*Challenge*. Skip the pictures. Copy all the rest of the records down exactly.
====== Data provided ======
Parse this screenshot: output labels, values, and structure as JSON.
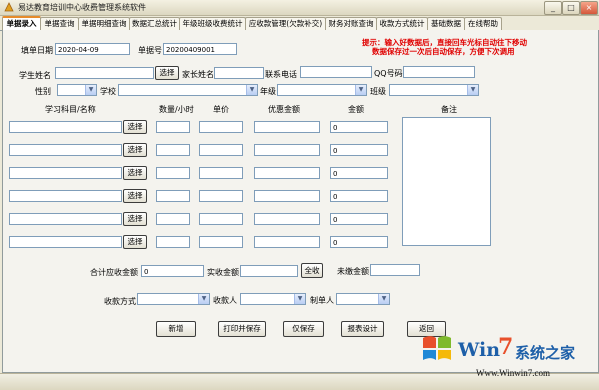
{
  "window": {
    "title": "易达教育培训中心收费管理系统软件",
    "min": "_",
    "max": "□",
    "close": "×"
  },
  "tabs": [
    "单据录入",
    "单据查询",
    "单据明细查询",
    "数据汇总统计",
    "年级班级收费统计",
    "应收款管理(欠款补交)",
    "财务对账查询",
    "收款方式统计",
    "基础数据",
    "在线帮助"
  ],
  "form": {
    "date_label": "填单日期",
    "date_value": "2020-04-09",
    "receipt_label": "单据号",
    "receipt_value": "20200409001",
    "tip_line1": "提示：输入好数据后，直接回车光标自动往下移动",
    "tip_line2": "数据保存过一次后自动保存，方便下次调用",
    "student_label": "学生姓名",
    "select_btn": "选择",
    "parent_label": "家长姓名",
    "phone_label": "联系电话",
    "qq_label": "QQ号码",
    "gender_label": "性别",
    "school_label": "学校",
    "grade_label": "年级",
    "class_label": "班级",
    "col_subject": "学习科目/名称",
    "col_qty": "数量/小时",
    "col_price": "单价",
    "col_discount": "优惠金额",
    "col_amount": "金额",
    "col_note": "备注",
    "amounts": [
      "0",
      "0",
      "0",
      "0",
      "0",
      "0"
    ],
    "total_due_label": "合计应收金额",
    "total_due_value": "0",
    "paid_label": "实收金额",
    "paid_btn": "全收",
    "unpaid_label": "未缴金额",
    "pay_method_label": "收款方式",
    "payee_label": "收款人",
    "maker_label": "制单人"
  },
  "actions": {
    "new": "新增",
    "print_save": "打印并保存",
    "save_only": "仅保存",
    "report": "报表设计",
    "back": "返回"
  },
  "watermark": {
    "brand1": "Win",
    "brand2": "7",
    "brand3": "系统之家",
    "url": "Www.Winwin7.com"
  }
}
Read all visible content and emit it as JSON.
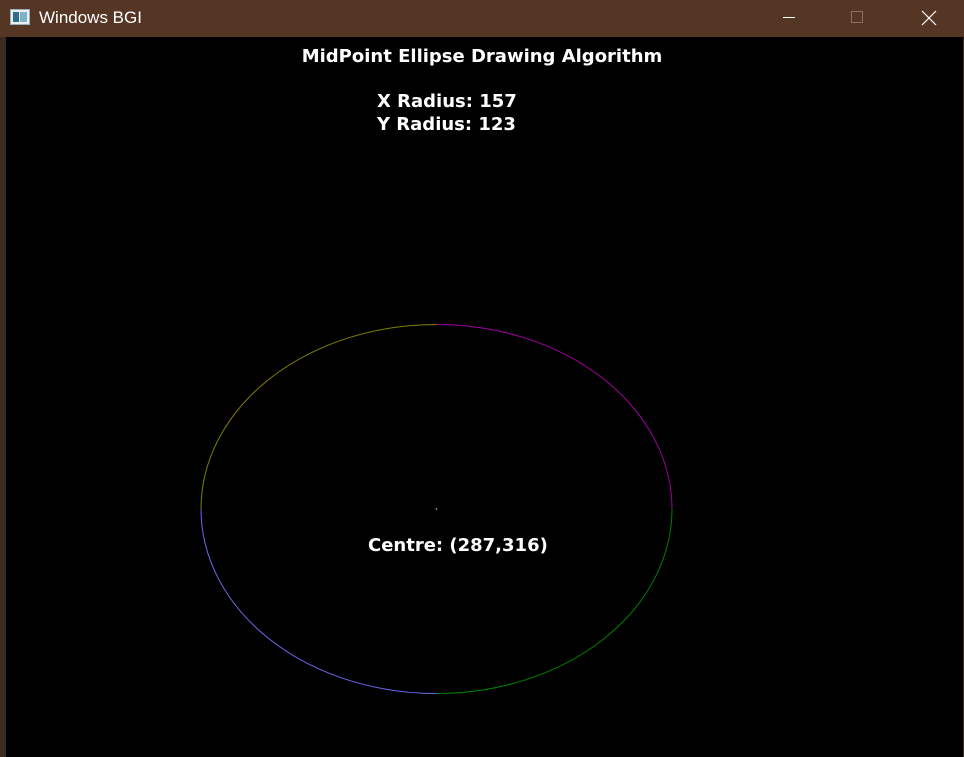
{
  "window": {
    "title": "Windows BGI",
    "colors": {
      "titlebar": "#553624",
      "canvas": "#000000"
    }
  },
  "controls": {
    "minimize_icon": "minimize-icon",
    "maximize_icon": "maximize-icon",
    "close_icon": "close-icon"
  },
  "canvas": {
    "heading": "MidPoint Ellipse Drawing Algorithm",
    "x_radius_text": "X Radius: 157",
    "y_radius_text": "Y Radius: 123",
    "centre_text": "Centre: (287,316)"
  },
  "ellipse": {
    "center": [
      287,
      316
    ],
    "rx": 157,
    "ry": 123,
    "quadrant_colors": {
      "top_left": "#808000",
      "top_right": "#a000a0",
      "bottom_left": "#6a6af0",
      "bottom_right": "#008000"
    },
    "center_dot_color": "#a0a0a0"
  }
}
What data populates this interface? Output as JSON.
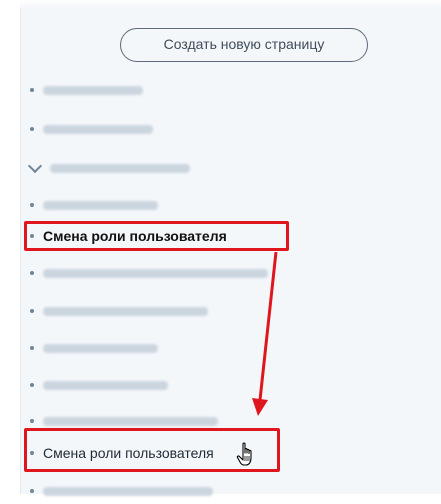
{
  "actions": {
    "create_page_label": "Создать новую страницу"
  },
  "nav": {
    "active_item_label": "Смена роли пользователя",
    "moved_item_label": "Смена роли пользователя"
  },
  "annotation": {
    "highlight_color": "#e0161e",
    "arrow_color": "#e0161e"
  }
}
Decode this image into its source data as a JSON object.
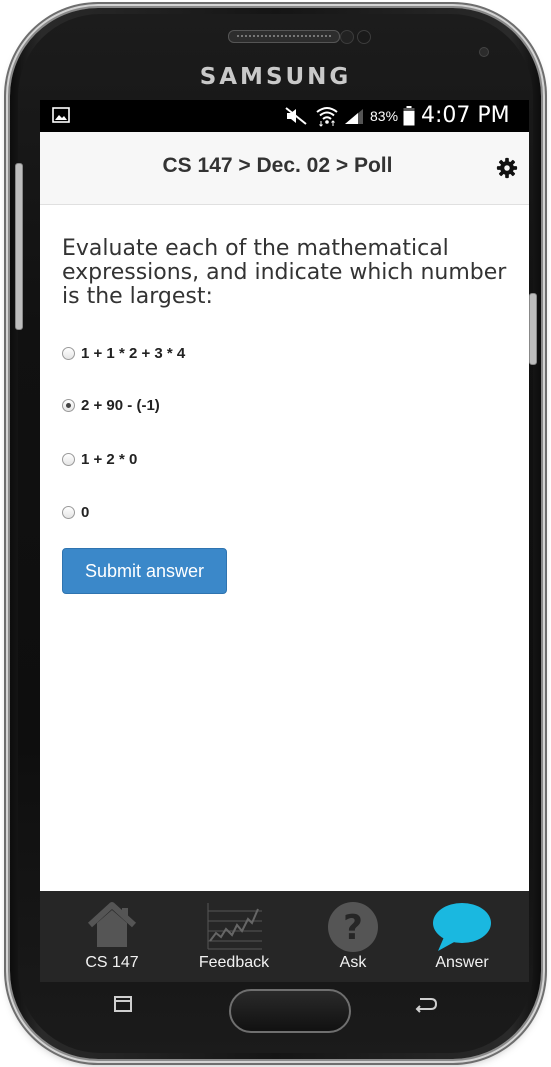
{
  "device": {
    "brand": "SAMSUNG"
  },
  "status_bar": {
    "battery_percent": "83%",
    "time": "4:07 PM",
    "battery_level": 0.83
  },
  "app_bar": {
    "title": "CS 147 > Dec. 02 > Poll",
    "settings_icon": "gear-icon"
  },
  "poll": {
    "question": "Evaluate each of the mathematical expressions, and indicate which number is the largest:",
    "options": [
      {
        "label": "1 + 1 * 2 + 3 * 4",
        "selected": false
      },
      {
        "label": "2 + 90 - (-1)",
        "selected": true
      },
      {
        "label": "1 + 2 * 0",
        "selected": false
      },
      {
        "label": "0",
        "selected": false
      }
    ],
    "submit_label": "Submit answer"
  },
  "tabs": [
    {
      "label": "CS 147",
      "icon": "house-icon",
      "active": false
    },
    {
      "label": "Feedback",
      "icon": "chart-icon",
      "active": false
    },
    {
      "label": "Ask",
      "icon": "question-icon",
      "active": false
    },
    {
      "label": "Answer",
      "icon": "speech-bubble-icon",
      "active": true
    }
  ],
  "colors": {
    "accent": "#3b88c9",
    "tab_active": "#1ab8e0",
    "tab_inactive": "#555555",
    "tabbar_bg": "#262626"
  }
}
======
*Written response*.
Parse this screenshot: output labels, values, and structure as JSON.
{
  "window": {
    "title": "易达教育培训中心收费管理系统软件",
    "min": "_",
    "max": "□",
    "close": "×"
  },
  "tabs": [
    "单据录入",
    "单据查询",
    "单据明细查询",
    "数据汇总统计",
    "年级班级收费统计",
    "应收款管理(欠款补交)",
    "财务对账查询",
    "收款方式统计",
    "基础数据",
    "在线帮助"
  ],
  "form": {
    "date_label": "填单日期",
    "date_value": "2020-04-09",
    "receipt_label": "单据号",
    "receipt_value": "20200409001",
    "tip_line1": "提示：输入好数据后，直接回车光标自动往下移动",
    "tip_line2": "数据保存过一次后自动保存，方便下次调用",
    "student_label": "学生姓名",
    "select_btn": "选择",
    "parent_label": "家长姓名",
    "phone_label": "联系电话",
    "qq_label": "QQ号码",
    "gender_label": "性别",
    "school_label": "学校",
    "grade_label": "年级",
    "class_label": "班级",
    "col_subject": "学习科目/名称",
    "col_qty": "数量/小时",
    "col_price": "单价",
    "col_discount": "优惠金额",
    "col_amount": "金额",
    "col_note": "备注",
    "amounts": [
      "0",
      "0",
      "0",
      "0",
      "0",
      "0"
    ],
    "total_due_label": "合计应收金额",
    "total_due_value": "0",
    "paid_label": "实收金额",
    "paid_btn": "全收",
    "unpaid_label": "未缴金额",
    "pay_method_label": "收款方式",
    "payee_label": "收款人",
    "maker_label": "制单人"
  },
  "actions": {
    "new": "新增",
    "print_save": "打印并保存",
    "save_only": "仅保存",
    "report": "报表设计",
    "back": "返回"
  },
  "watermark": {
    "brand1": "Win",
    "brand2": "7",
    "brand3": "系统之家",
    "url": "Www.Winwin7.com"
  }
}
Read all visible content and emit it as JSON.
{
  "window": {
    "title": "Windows BGI",
    "colors": {
      "titlebar": "#553624",
      "canvas": "#000000"
    }
  },
  "controls": {
    "minimize_icon": "minimize-icon",
    "maximize_icon": "maximize-icon",
    "close_icon": "close-icon"
  },
  "canvas": {
    "heading": "MidPoint Ellipse Drawing Algorithm",
    "x_radius_text": "X Radius: 157",
    "y_radius_text": "Y Radius: 123",
    "centre_text": "Centre: (287,316)"
  },
  "ellipse": {
    "center": [
      287,
      316
    ],
    "rx": 157,
    "ry": 123,
    "quadrant_colors": {
      "top_left": "#808000",
      "top_right": "#a000a0",
      "bottom_left": "#6a6af0",
      "bottom_right": "#008000"
    },
    "center_dot_color": "#a0a0a0"
  }
}
What data populates this interface? Output as JSON.
{
  "actions": {
    "create_page_label": "Создать новую страницу"
  },
  "nav": {
    "active_item_label": "Смена роли пользователя",
    "moved_item_label": "Смена роли пользователя"
  },
  "annotation": {
    "highlight_color": "#e0161e",
    "arrow_color": "#e0161e"
  }
}
Decode this image into its source data as a JSON object.
{
  "device": {
    "brand": "SAMSUNG"
  },
  "status_bar": {
    "battery_percent": "83%",
    "time": "4:07 PM",
    "battery_level": 0.83
  },
  "app_bar": {
    "title": "CS 147 > Dec. 02 > Poll",
    "settings_icon": "gear-icon"
  },
  "poll": {
    "question": "Evaluate each of the mathematical expressions, and indicate which number is the largest:",
    "options": [
      {
        "label": "1 + 1 * 2 + 3 * 4",
        "selected": false
      },
      {
        "label": "2 + 90 - (-1)",
        "selected": true
      },
      {
        "label": "1 + 2 * 0",
        "selected": false
      },
      {
        "label": "0",
        "selected": false
      }
    ],
    "submit_label": "Submit answer"
  },
  "tabs": [
    {
      "label": "CS 147",
      "icon": "house-icon",
      "active": false
    },
    {
      "label": "Feedback",
      "icon": "chart-icon",
      "active": false
    },
    {
      "label": "Ask",
      "icon": "question-icon",
      "active": false
    },
    {
      "label": "Answer",
      "icon": "speech-bubble-icon",
      "active": true
    }
  ],
  "colors": {
    "accent": "#3b88c9",
    "tab_active": "#1ab8e0",
    "tab_inactive": "#555555",
    "tabbar_bg": "#262626"
  }
}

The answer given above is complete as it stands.